Records from a collection of figures
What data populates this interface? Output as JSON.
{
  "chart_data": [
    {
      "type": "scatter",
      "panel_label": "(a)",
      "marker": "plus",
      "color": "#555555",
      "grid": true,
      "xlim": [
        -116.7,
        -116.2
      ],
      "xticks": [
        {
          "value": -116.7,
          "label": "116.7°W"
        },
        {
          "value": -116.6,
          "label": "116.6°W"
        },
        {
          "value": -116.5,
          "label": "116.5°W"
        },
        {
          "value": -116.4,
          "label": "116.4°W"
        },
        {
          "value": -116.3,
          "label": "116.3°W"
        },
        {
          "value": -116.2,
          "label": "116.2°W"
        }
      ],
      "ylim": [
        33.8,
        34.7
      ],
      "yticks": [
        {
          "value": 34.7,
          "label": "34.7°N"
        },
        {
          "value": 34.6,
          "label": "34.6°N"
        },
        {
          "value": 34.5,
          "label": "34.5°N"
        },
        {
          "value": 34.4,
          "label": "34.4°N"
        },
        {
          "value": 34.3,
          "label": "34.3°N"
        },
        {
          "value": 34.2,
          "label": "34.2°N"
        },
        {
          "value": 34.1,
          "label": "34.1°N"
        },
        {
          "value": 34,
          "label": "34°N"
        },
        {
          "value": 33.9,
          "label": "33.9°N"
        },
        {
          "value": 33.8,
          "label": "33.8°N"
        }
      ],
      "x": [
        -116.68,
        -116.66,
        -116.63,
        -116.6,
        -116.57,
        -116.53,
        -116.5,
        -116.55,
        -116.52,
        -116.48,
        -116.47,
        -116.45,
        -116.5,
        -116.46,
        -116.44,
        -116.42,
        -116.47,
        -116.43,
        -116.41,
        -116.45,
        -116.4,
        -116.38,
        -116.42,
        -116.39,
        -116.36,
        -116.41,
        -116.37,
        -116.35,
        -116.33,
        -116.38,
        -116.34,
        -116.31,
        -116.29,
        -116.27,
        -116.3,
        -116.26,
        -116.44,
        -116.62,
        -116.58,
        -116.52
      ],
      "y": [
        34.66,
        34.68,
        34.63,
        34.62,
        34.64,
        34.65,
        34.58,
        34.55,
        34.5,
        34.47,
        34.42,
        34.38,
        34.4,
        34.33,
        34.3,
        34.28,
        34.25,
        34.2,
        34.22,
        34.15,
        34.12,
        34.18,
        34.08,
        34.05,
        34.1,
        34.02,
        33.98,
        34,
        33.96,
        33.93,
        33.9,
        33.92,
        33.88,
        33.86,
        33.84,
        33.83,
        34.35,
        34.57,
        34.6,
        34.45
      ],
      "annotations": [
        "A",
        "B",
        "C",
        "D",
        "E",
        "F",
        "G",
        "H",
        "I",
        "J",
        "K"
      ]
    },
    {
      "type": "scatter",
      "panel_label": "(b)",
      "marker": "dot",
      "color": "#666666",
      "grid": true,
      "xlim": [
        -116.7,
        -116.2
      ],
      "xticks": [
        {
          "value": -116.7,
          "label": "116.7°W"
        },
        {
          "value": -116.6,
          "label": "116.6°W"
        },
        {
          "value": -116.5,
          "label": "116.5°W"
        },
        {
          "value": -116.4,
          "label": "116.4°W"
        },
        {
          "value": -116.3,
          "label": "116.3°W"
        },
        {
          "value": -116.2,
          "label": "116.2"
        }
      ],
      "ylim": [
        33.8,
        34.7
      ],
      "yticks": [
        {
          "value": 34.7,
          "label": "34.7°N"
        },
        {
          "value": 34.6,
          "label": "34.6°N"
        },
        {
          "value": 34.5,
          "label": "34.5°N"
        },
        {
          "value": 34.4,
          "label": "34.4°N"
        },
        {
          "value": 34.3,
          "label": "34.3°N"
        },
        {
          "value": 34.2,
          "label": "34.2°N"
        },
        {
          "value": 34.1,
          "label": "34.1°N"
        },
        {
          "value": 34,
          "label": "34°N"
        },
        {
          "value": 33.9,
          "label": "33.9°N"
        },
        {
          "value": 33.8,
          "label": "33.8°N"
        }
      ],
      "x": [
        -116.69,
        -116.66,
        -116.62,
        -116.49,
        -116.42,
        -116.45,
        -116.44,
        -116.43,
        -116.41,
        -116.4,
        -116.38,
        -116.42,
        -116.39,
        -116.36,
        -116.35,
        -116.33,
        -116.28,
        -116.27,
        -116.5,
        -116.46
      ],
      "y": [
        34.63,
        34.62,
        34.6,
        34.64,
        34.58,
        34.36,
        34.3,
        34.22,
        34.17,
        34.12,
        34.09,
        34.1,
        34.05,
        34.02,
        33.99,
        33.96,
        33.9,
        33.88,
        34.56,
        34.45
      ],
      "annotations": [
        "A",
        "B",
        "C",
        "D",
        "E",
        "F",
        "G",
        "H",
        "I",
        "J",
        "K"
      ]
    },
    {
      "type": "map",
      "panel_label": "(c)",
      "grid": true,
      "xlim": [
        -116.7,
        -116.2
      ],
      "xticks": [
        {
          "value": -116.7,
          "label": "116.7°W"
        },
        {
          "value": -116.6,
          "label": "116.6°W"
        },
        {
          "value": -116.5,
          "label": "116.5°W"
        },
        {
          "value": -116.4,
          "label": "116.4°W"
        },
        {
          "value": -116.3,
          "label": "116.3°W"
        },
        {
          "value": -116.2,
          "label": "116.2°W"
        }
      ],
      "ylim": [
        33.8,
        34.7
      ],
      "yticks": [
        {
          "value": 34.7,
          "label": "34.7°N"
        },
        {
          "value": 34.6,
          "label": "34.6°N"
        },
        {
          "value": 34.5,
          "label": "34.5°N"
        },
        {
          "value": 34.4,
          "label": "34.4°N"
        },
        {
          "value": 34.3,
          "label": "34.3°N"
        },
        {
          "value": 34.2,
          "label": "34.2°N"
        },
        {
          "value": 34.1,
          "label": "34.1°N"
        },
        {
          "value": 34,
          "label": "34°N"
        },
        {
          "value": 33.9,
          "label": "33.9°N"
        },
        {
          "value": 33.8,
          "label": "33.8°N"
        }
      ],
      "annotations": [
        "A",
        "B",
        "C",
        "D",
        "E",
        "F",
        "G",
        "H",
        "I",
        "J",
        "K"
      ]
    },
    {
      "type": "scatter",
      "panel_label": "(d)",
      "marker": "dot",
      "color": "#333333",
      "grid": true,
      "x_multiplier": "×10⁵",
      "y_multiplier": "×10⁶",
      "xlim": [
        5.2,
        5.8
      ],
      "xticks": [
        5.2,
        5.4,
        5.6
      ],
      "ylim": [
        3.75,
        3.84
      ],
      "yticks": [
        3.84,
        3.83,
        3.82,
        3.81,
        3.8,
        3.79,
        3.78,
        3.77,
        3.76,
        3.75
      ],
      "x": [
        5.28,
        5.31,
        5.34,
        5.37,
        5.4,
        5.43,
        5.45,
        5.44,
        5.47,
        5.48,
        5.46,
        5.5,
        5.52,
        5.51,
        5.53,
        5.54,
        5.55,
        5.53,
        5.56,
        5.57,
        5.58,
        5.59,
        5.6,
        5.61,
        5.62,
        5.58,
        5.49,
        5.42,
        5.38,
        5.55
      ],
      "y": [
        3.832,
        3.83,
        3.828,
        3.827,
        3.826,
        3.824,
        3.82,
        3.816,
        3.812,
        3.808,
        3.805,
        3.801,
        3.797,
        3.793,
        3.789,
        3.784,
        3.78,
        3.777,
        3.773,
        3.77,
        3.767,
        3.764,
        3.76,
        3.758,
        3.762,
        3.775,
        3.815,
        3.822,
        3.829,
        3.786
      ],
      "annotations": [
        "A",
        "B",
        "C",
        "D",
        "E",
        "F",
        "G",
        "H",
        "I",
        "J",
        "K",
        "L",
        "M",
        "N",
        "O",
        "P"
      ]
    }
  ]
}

What to produce –
Return all of the above records exactly, leaving no line out.

Response to the task –
What data populates this interface? Output as JSON.
{
  "chart_data": [
    {
      "type": "scatter",
      "panel_label": "(a)",
      "marker": "plus",
      "color": "#555555",
      "grid": true,
      "xlim": [
        -116.7,
        -116.2
      ],
      "xticks": [
        {
          "value": -116.7,
          "label": "116.7°W"
        },
        {
          "value": -116.6,
          "label": "116.6°W"
        },
        {
          "value": -116.5,
          "label": "116.5°W"
        },
        {
          "value": -116.4,
          "label": "116.4°W"
        },
        {
          "value": -116.3,
          "label": "116.3°W"
        },
        {
          "value": -116.2,
          "label": "116.2°W"
        }
      ],
      "ylim": [
        33.8,
        34.7
      ],
      "yticks": [
        {
          "value": 34.7,
          "label": "34.7°N"
        },
        {
          "value": 34.6,
          "label": "34.6°N"
        },
        {
          "value": 34.5,
          "label": "34.5°N"
        },
        {
          "value": 34.4,
          "label": "34.4°N"
        },
        {
          "value": 34.3,
          "label": "34.3°N"
        },
        {
          "value": 34.2,
          "label": "34.2°N"
        },
        {
          "value": 34.1,
          "label": "34.1°N"
        },
        {
          "value": 34,
          "label": "34°N"
        },
        {
          "value": 33.9,
          "label": "33.9°N"
        },
        {
          "value": 33.8,
          "label": "33.8°N"
        }
      ],
      "x": [
        -116.68,
        -116.66,
        -116.63,
        -116.6,
        -116.57,
        -116.53,
        -116.5,
        -116.55,
        -116.52,
        -116.48,
        -116.47,
        -116.45,
        -116.5,
        -116.46,
        -116.44,
        -116.42,
        -116.47,
        -116.43,
        -116.41,
        -116.45,
        -116.4,
        -116.38,
        -116.42,
        -116.39,
        -116.36,
        -116.41,
        -116.37,
        -116.35,
        -116.33,
        -116.38,
        -116.34,
        -116.31,
        -116.29,
        -116.27,
        -116.3,
        -116.26,
        -116.44,
        -116.62,
        -116.58,
        -116.52
      ],
      "y": [
        34.66,
        34.68,
        34.63,
        34.62,
        34.64,
        34.65,
        34.58,
        34.55,
        34.5,
        34.47,
        34.42,
        34.38,
        34.4,
        34.33,
        34.3,
        34.28,
        34.25,
        34.2,
        34.22,
        34.15,
        34.12,
        34.18,
        34.08,
        34.05,
        34.1,
        34.02,
        33.98,
        34,
        33.96,
        33.93,
        33.9,
        33.92,
        33.88,
        33.86,
        33.84,
        33.83,
        34.35,
        34.57,
        34.6,
        34.45
      ],
      "annotations": [
        "A",
        "B",
        "C",
        "D",
        "E",
        "F",
        "G",
        "H",
        "I",
        "J",
        "K"
      ]
    },
    {
      "type": "scatter",
      "panel_label": "(b)",
      "marker": "dot",
      "color": "#666666",
      "grid": true,
      "xlim": [
        -116.7,
        -116.2
      ],
      "xticks": [
        {
          "value": -116.7,
          "label": "116.7°W"
        },
        {
          "value": -116.6,
          "label": "116.6°W"
        },
        {
          "value": -116.5,
          "label": "116.5°W"
        },
        {
          "value": -116.4,
          "label": "116.4°W"
        },
        {
          "value": -116.3,
          "label": "116.3°W"
        },
        {
          "value": -116.2,
          "label": "116.2"
        }
      ],
      "ylim": [
        33.8,
        34.7
      ],
      "yticks": [
        {
          "value": 34.7,
          "label": "34.7°N"
        },
        {
          "value": 34.6,
          "label": "34.6°N"
        },
        {
          "value": 34.5,
          "label": "34.5°N"
        },
        {
          "value": 34.4,
          "label": "34.4°N"
        },
        {
          "value": 34.3,
          "label": "34.3°N"
        },
        {
          "value": 34.2,
          "label": "34.2°N"
        },
        {
          "value": 34.1,
          "label": "34.1°N"
        },
        {
          "value": 34,
          "label": "34°N"
        },
        {
          "value": 33.9,
          "label": "33.9°N"
        },
        {
          "value": 33.8,
          "label": "33.8°N"
        }
      ],
      "x": [
        -116.69,
        -116.66,
        -116.62,
        -116.49,
        -116.42,
        -116.45,
        -116.44,
        -116.43,
        -116.41,
        -116.4,
        -116.38,
        -116.42,
        -116.39,
        -116.36,
        -116.35,
        -116.33,
        -116.28,
        -116.27,
        -116.5,
        -116.46
      ],
      "y": [
        34.63,
        34.62,
        34.6,
        34.64,
        34.58,
        34.36,
        34.3,
        34.22,
        34.17,
        34.12,
        34.09,
        34.1,
        34.05,
        34.02,
        33.99,
        33.96,
        33.9,
        33.88,
        34.56,
        34.45
      ],
      "annotations": [
        "A",
        "B",
        "C",
        "D",
        "E",
        "F",
        "G",
        "H",
        "I",
        "J",
        "K"
      ]
    },
    {
      "type": "map",
      "panel_label": "(c)",
      "grid": true,
      "xlim": [
        -116.7,
        -116.2
      ],
      "xticks": [
        {
          "value": -116.7,
          "label": "116.7°W"
        },
        {
          "value": -116.6,
          "label": "116.6°W"
        },
        {
          "value": -116.5,
          "label": "116.5°W"
        },
        {
          "value": -116.4,
          "label": "116.4°W"
        },
        {
          "value": -116.3,
          "label": "116.3°W"
        },
        {
          "value": -116.2,
          "label": "116.2°W"
        }
      ],
      "ylim": [
        33.8,
        34.7
      ],
      "yticks": [
        {
          "value": 34.7,
          "label": "34.7°N"
        },
        {
          "value": 34.6,
          "label": "34.6°N"
        },
        {
          "value": 34.5,
          "label": "34.5°N"
        },
        {
          "value": 34.4,
          "label": "34.4°N"
        },
        {
          "value": 34.3,
          "label": "34.3°N"
        },
        {
          "value": 34.2,
          "label": "34.2°N"
        },
        {
          "value": 34.1,
          "label": "34.1°N"
        },
        {
          "value": 34,
          "label": "34°N"
        },
        {
          "value": 33.9,
          "label": "33.9°N"
        },
        {
          "value": 33.8,
          "label": "33.8°N"
        }
      ],
      "annotations": [
        "A",
        "B",
        "C",
        "D",
        "E",
        "F",
        "G",
        "H",
        "I",
        "J",
        "K"
      ]
    },
    {
      "type": "scatter",
      "panel_label": "(d)",
      "marker": "dot",
      "color": "#333333",
      "grid": true,
      "x_multiplier": "×10⁵",
      "y_multiplier": "×10⁶",
      "xlim": [
        5.2,
        5.8
      ],
      "xticks": [
        5.2,
        5.4,
        5.6
      ],
      "ylim": [
        3.75,
        3.84
      ],
      "yticks": [
        3.84,
        3.83,
        3.82,
        3.81,
        3.8,
        3.79,
        3.78,
        3.77,
        3.76,
        3.75
      ],
      "x": [
        5.28,
        5.31,
        5.34,
        5.37,
        5.4,
        5.43,
        5.45,
        5.44,
        5.47,
        5.48,
        5.46,
        5.5,
        5.52,
        5.51,
        5.53,
        5.54,
        5.55,
        5.53,
        5.56,
        5.57,
        5.58,
        5.59,
        5.6,
        5.61,
        5.62,
        5.58,
        5.49,
        5.42,
        5.38,
        5.55
      ],
      "y": [
        3.832,
        3.83,
        3.828,
        3.827,
        3.826,
        3.824,
        3.82,
        3.816,
        3.812,
        3.808,
        3.805,
        3.801,
        3.797,
        3.793,
        3.789,
        3.784,
        3.78,
        3.777,
        3.773,
        3.77,
        3.767,
        3.764,
        3.76,
        3.758,
        3.762,
        3.775,
        3.815,
        3.822,
        3.829,
        3.786
      ],
      "annotations": [
        "A",
        "B",
        "C",
        "D",
        "E",
        "F",
        "G",
        "H",
        "I",
        "J",
        "K",
        "L",
        "M",
        "N",
        "O",
        "P"
      ]
    }
  ]
}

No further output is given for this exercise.